Chart and figure data:
○ ○ ○

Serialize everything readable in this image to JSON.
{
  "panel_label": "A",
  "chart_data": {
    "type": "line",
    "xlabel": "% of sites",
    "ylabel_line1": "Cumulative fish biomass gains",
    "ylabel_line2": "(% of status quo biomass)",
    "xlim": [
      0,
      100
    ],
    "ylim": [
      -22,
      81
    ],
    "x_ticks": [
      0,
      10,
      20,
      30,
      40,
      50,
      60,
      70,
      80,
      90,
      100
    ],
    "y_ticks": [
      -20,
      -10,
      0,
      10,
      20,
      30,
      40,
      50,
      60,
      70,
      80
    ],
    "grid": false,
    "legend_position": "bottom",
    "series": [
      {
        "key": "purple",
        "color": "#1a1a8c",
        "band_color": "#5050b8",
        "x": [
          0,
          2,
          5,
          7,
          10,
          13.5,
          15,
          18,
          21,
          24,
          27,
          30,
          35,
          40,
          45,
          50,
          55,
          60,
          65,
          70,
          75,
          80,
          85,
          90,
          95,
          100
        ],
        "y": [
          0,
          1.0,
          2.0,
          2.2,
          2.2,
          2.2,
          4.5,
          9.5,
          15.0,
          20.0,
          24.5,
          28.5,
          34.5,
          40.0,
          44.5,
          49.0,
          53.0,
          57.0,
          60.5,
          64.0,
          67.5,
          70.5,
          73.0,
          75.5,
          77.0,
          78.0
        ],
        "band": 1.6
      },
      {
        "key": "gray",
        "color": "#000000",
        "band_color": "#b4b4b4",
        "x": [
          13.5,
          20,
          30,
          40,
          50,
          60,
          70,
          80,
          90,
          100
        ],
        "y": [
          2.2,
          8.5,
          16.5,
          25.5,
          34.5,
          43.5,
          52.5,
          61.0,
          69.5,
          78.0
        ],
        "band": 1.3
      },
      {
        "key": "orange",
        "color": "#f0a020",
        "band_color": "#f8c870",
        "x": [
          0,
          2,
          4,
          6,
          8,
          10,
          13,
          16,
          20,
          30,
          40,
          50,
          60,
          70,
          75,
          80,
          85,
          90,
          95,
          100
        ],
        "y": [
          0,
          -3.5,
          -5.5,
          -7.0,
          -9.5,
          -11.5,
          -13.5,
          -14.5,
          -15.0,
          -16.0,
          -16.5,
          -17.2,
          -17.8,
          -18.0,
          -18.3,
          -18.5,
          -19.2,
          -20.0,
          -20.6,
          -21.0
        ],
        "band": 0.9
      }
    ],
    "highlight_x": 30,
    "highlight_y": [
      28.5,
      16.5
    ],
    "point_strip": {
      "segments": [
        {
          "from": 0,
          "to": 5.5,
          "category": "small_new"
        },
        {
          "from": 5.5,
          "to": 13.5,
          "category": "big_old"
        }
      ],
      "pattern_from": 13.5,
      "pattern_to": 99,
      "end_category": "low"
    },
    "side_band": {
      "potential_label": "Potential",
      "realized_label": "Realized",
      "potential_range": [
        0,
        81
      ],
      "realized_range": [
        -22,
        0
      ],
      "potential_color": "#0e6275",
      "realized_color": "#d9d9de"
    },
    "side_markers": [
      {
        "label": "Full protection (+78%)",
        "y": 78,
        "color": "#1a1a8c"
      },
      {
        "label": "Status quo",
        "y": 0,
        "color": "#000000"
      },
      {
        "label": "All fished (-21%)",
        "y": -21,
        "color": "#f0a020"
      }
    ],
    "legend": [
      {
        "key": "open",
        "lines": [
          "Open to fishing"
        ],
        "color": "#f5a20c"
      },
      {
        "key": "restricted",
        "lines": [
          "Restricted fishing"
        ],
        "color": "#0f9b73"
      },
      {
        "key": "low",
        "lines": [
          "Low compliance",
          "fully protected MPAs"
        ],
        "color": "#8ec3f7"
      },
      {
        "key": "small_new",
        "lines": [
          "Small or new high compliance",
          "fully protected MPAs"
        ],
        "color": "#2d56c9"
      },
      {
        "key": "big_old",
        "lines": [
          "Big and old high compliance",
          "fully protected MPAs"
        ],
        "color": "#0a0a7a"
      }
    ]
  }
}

○ ○ ○

■ **Stated task**
Copy all of the data. Keep every word exactly as it is.

■ **Output for this exercise**
Serialize everything readable in this image to JSON.
{
  "panel_label": "A",
  "chart_data": {
    "type": "line",
    "xlabel": "% of sites",
    "ylabel_line1": "Cumulative fish biomass gains",
    "ylabel_line2": "(% of status quo biomass)",
    "xlim": [
      0,
      100
    ],
    "ylim": [
      -22,
      81
    ],
    "x_ticks": [
      0,
      10,
      20,
      30,
      40,
      50,
      60,
      70,
      80,
      90,
      100
    ],
    "y_ticks": [
      -20,
      -10,
      0,
      10,
      20,
      30,
      40,
      50,
      60,
      70,
      80
    ],
    "grid": false,
    "legend_position": "bottom",
    "series": [
      {
        "key": "purple",
        "color": "#1a1a8c",
        "band_color": "#5050b8",
        "x": [
          0,
          2,
          5,
          7,
          10,
          13.5,
          15,
          18,
          21,
          24,
          27,
          30,
          35,
          40,
          45,
          50,
          55,
          60,
          65,
          70,
          75,
          80,
          85,
          90,
          95,
          100
        ],
        "y": [
          0,
          1.0,
          2.0,
          2.2,
          2.2,
          2.2,
          4.5,
          9.5,
          15.0,
          20.0,
          24.5,
          28.5,
          34.5,
          40.0,
          44.5,
          49.0,
          53.0,
          57.0,
          60.5,
          64.0,
          67.5,
          70.5,
          73.0,
          75.5,
          77.0,
          78.0
        ],
        "band": 1.6
      },
      {
        "key": "gray",
        "color": "#000000",
        "band_color": "#b4b4b4",
        "x": [
          13.5,
          20,
          30,
          40,
          50,
          60,
          70,
          80,
          90,
          100
        ],
        "y": [
          2.2,
          8.5,
          16.5,
          25.5,
          34.5,
          43.5,
          52.5,
          61.0,
          69.5,
          78.0
        ],
        "band": 1.3
      },
      {
        "key": "orange",
        "color": "#f0a020",
        "band_color": "#f8c870",
        "x": [
          0,
          2,
          4,
          6,
          8,
          10,
          13,
          16,
          20,
          30,
          40,
          50,
          60,
          70,
          75,
          80,
          85,
          90,
          95,
          100
        ],
        "y": [
          0,
          -3.5,
          -5.5,
          -7.0,
          -9.5,
          -11.5,
          -13.5,
          -14.5,
          -15.0,
          -16.0,
          -16.5,
          -17.2,
          -17.8,
          -18.0,
          -18.3,
          -18.5,
          -19.2,
          -20.0,
          -20.6,
          -21.0
        ],
        "band": 0.9
      }
    ],
    "highlight_x": 30,
    "highlight_y": [
      28.5,
      16.5
    ],
    "point_strip": {
      "segments": [
        {
          "from": 0,
          "to": 5.5,
          "category": "small_new"
        },
        {
          "from": 5.5,
          "to": 13.5,
          "category": "big_old"
        }
      ],
      "pattern_from": 13.5,
      "pattern_to": 99,
      "end_category": "low"
    },
    "side_band": {
      "potential_label": "Potential",
      "realized_label": "Realized",
      "potential_range": [
        0,
        81
      ],
      "realized_range": [
        -22,
        0
      ],
      "potential_color": "#0e6275",
      "realized_color": "#d9d9de"
    },
    "side_markers": [
      {
        "label": "Full protection (+78%)",
        "y": 78,
        "color": "#1a1a8c"
      },
      {
        "label": "Status quo",
        "y": 0,
        "color": "#000000"
      },
      {
        "label": "All fished (-21%)",
        "y": -21,
        "color": "#f0a020"
      }
    ],
    "legend": [
      {
        "key": "open",
        "lines": [
          "Open to fishing"
        ],
        "color": "#f5a20c"
      },
      {
        "key": "restricted",
        "lines": [
          "Restricted fishing"
        ],
        "color": "#0f9b73"
      },
      {
        "key": "low",
        "lines": [
          "Low compliance",
          "fully protected MPAs"
        ],
        "color": "#8ec3f7"
      },
      {
        "key": "small_new",
        "lines": [
          "Small or new high compliance",
          "fully protected MPAs"
        ],
        "color": "#2d56c9"
      },
      {
        "key": "big_old",
        "lines": [
          "Big and old high compliance",
          "fully protected MPAs"
        ],
        "color": "#0a0a7a"
      }
    ]
  }
}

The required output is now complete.